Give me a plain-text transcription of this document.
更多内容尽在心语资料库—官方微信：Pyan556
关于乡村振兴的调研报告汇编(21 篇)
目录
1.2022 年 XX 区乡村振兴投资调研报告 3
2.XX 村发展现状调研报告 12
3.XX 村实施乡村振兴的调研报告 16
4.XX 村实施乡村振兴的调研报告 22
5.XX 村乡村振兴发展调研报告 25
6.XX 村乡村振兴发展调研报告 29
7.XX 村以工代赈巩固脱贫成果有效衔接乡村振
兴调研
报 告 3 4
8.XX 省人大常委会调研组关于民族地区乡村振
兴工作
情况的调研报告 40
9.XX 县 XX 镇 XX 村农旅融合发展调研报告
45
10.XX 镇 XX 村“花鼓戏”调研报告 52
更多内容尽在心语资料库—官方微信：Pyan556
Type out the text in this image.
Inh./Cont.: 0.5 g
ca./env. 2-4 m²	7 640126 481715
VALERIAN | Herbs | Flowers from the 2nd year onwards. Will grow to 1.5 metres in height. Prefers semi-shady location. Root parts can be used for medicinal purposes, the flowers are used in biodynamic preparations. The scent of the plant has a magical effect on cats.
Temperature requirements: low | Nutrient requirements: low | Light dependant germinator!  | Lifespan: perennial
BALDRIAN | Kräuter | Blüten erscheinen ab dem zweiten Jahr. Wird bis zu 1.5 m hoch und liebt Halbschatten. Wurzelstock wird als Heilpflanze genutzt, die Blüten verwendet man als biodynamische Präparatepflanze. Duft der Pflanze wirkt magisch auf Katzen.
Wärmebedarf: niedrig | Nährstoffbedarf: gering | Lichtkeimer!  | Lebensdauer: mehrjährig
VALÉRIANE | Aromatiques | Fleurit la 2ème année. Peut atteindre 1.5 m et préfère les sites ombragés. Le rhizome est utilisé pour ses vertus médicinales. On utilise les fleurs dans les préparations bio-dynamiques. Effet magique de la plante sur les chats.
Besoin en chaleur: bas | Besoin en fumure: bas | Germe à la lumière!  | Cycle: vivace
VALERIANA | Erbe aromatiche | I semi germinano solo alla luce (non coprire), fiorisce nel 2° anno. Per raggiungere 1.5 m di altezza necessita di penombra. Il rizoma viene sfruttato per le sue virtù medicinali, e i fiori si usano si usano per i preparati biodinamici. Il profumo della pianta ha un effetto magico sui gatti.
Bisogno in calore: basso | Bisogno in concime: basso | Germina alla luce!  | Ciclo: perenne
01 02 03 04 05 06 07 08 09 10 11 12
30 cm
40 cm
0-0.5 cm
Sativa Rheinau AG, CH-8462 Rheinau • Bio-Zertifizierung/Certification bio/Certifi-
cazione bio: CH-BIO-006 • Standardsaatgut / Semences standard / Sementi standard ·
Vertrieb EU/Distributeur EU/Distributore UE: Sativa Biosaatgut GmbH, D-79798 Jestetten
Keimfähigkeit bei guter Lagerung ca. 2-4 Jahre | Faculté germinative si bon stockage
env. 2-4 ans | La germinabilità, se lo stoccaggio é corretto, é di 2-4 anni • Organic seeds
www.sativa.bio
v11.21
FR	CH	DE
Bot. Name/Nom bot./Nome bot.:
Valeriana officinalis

## GOAL OF THE EXERCISE
Gather up the lines containing the word "村实施乡村振兴的调研报告" from these records and copy them.

## WRITTEN SOLUTION
3.XX 村实施乡村振兴的调研报告 16
4.XX 村实施乡村振兴的调研报告 22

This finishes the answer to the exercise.